• PROMPT
Spot every line with the word "WERTER" and return it.

• DATA SHOWN
_ _ _ _ _

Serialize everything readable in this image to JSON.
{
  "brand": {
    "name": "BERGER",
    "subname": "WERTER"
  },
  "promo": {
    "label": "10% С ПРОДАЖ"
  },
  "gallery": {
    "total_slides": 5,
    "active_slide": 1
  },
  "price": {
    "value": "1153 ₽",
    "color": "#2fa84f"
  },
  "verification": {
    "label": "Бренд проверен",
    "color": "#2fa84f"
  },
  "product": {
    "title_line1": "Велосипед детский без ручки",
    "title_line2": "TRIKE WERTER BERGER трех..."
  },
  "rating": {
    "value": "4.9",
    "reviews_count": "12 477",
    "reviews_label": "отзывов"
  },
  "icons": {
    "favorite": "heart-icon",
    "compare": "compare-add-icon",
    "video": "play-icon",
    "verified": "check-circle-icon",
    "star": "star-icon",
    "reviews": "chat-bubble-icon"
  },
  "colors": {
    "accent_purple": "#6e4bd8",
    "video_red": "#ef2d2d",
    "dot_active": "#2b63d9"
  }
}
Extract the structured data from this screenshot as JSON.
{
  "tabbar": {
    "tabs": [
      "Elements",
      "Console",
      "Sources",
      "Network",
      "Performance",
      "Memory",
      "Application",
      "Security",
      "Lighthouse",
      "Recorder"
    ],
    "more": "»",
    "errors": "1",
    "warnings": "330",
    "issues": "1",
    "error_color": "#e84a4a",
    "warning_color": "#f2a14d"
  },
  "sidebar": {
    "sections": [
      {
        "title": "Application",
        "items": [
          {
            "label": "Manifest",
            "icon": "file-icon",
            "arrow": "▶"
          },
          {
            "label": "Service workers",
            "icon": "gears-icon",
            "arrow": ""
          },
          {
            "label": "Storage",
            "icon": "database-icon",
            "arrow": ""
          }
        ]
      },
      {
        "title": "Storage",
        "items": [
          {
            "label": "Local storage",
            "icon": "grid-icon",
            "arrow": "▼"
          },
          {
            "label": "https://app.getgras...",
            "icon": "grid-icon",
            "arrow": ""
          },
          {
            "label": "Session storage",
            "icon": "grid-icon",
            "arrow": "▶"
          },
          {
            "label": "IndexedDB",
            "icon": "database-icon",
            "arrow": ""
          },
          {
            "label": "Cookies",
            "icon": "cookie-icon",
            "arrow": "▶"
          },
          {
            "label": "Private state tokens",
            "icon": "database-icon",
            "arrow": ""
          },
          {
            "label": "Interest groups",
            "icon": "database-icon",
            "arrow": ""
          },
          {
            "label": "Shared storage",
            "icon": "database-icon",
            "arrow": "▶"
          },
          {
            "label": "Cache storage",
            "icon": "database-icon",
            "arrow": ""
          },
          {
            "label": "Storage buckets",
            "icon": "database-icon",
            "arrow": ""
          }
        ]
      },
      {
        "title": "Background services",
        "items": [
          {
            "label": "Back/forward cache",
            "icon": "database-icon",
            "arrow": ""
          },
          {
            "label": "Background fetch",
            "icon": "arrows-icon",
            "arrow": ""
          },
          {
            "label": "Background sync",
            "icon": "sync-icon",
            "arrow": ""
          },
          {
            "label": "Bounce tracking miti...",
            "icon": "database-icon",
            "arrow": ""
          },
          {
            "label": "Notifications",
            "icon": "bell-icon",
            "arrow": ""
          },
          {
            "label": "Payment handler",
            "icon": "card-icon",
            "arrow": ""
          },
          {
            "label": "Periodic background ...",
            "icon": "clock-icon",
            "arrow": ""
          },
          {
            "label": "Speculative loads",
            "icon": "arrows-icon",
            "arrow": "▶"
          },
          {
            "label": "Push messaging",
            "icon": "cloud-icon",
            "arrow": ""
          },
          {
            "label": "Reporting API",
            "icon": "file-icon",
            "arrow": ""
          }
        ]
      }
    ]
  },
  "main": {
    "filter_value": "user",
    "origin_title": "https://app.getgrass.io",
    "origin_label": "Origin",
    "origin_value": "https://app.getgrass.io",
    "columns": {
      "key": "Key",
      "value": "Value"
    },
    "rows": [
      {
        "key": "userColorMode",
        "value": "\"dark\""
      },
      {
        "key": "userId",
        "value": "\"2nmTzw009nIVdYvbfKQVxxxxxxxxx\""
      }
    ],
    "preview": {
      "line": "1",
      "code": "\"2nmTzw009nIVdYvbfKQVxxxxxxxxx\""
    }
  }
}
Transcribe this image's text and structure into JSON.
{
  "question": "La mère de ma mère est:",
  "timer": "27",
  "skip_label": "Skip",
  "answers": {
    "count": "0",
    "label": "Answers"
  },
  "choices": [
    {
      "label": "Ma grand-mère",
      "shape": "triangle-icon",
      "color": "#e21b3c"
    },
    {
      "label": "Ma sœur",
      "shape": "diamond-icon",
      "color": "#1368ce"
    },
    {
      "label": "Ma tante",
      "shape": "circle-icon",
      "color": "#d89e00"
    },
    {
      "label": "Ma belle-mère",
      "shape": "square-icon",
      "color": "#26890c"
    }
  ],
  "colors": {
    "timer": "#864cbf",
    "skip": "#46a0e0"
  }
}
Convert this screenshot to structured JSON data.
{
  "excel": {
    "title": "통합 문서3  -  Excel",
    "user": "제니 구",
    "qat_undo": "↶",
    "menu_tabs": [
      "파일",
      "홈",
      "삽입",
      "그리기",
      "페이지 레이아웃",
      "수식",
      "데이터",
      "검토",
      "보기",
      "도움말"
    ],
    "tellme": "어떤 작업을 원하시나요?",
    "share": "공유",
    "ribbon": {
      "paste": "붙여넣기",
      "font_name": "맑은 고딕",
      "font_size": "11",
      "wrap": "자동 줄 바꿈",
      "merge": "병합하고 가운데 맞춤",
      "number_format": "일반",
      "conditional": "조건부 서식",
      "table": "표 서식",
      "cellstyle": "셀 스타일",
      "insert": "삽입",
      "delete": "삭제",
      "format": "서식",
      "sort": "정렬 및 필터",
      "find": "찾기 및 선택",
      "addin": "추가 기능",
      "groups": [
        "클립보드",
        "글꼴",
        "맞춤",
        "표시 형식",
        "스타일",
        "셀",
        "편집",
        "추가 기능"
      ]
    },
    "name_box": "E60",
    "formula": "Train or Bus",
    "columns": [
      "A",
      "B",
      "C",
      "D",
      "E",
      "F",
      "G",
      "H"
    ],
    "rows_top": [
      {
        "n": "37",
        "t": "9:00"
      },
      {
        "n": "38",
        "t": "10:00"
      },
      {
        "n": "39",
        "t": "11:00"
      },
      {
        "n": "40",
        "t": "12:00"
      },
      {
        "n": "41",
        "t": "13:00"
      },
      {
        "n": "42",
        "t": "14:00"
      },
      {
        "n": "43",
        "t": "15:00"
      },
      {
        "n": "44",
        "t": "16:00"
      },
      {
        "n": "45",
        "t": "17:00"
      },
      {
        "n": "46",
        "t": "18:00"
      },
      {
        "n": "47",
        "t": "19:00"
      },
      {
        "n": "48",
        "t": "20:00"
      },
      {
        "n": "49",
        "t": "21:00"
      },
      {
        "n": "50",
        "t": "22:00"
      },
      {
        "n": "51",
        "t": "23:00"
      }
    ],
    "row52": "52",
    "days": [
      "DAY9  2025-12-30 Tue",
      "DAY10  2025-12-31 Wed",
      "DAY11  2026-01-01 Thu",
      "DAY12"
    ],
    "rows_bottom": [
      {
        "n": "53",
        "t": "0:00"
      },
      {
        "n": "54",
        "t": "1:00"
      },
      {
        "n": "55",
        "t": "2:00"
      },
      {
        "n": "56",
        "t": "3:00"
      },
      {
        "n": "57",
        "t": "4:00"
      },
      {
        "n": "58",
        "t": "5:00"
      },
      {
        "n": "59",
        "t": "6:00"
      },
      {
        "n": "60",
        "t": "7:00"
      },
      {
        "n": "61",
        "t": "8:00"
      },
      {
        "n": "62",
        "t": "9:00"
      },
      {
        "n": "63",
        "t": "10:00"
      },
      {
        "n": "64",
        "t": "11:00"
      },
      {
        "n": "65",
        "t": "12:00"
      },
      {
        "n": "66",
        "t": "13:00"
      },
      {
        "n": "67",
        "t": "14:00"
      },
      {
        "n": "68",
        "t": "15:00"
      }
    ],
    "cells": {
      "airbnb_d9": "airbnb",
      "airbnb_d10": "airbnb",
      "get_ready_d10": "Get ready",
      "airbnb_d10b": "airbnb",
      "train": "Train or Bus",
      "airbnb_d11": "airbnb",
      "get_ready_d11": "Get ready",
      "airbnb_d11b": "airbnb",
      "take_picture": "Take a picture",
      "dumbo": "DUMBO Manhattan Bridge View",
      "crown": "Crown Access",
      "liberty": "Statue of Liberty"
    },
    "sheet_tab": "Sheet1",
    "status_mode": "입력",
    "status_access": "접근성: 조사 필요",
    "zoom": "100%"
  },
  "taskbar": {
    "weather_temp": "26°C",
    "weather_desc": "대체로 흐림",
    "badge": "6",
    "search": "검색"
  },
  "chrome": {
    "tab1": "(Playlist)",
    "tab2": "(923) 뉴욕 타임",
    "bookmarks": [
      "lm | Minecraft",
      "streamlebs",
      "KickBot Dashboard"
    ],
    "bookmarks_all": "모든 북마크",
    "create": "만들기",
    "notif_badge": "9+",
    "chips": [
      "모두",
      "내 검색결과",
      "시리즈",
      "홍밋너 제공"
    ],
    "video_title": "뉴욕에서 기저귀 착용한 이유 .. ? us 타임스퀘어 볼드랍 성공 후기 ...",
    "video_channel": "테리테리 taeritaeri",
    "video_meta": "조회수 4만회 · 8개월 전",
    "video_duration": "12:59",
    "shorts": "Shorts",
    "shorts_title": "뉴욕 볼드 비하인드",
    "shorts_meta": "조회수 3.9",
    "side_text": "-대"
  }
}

_ _ _ _ _

• RESULT
    "subname": "WERTER"
    "title_line2": "TRIKE WERTER BERGER трех..."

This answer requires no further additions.